RECORDS FOR THIS TASK:
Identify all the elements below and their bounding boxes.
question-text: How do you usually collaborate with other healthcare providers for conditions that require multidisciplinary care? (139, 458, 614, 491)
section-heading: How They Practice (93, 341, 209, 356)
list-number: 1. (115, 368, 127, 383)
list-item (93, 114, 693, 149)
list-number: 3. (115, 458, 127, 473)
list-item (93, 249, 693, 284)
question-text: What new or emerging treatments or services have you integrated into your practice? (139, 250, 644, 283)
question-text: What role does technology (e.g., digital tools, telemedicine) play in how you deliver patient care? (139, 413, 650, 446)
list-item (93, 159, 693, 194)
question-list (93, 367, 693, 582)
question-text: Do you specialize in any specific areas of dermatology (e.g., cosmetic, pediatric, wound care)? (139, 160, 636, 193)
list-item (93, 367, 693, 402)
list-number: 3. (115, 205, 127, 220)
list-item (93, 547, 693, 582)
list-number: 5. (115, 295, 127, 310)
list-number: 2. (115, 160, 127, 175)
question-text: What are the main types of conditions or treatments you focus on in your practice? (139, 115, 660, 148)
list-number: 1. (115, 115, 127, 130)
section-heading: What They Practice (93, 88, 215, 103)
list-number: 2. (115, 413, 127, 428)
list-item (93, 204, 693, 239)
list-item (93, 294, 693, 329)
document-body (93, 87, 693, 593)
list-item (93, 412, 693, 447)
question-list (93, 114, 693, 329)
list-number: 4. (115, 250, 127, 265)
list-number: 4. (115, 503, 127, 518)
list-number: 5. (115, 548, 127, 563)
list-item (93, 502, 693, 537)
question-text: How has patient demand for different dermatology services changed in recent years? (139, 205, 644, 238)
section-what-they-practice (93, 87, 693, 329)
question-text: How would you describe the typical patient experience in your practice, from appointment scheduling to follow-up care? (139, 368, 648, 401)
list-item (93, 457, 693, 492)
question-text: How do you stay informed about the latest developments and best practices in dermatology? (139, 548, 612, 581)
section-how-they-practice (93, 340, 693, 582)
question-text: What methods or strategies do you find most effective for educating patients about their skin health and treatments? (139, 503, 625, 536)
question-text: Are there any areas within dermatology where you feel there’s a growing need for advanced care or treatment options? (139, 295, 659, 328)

WORK TO BE COMPLETED:
Gather up every line from the listing above in which the word "text" occurs.

SOLUTION TO THE EXERCISE:
question-text: How do you usually collaborate with other healthcare providers for conditions that require multidisciplinary care? (139, 458, 614, 491)
question-text: What new or emerging treatments or services have you integrated into your practice? (139, 250, 644, 283)
question-text: What role does technology (e.g., digital tools, telemedicine) play in how you deliver patient care? (139, 413, 650, 446)
question-text: Do you specialize in any specific areas of dermatology (e.g., cosmetic, pediatric, wound care)? (139, 160, 636, 193)
question-text: What are the main types of conditions or treatments you focus on in your practice? (139, 115, 660, 148)
question-text: How has patient demand for different dermatology services changed in recent years? (139, 205, 644, 238)
question-text: How would you describe the typical patient experience in your practice, from appointment scheduling to follow-up care? (139, 368, 648, 401)
question-text: How do you stay informed about the latest developments and best practices in dermatology? (139, 548, 612, 581)
question-text: What methods or strategies do you find most effective for educating patients about their skin health and treatments? (139, 503, 625, 536)
question-text: Are there any areas within dermatology where you feel there’s a growing need for advanced care or treatment options? (139, 295, 659, 328)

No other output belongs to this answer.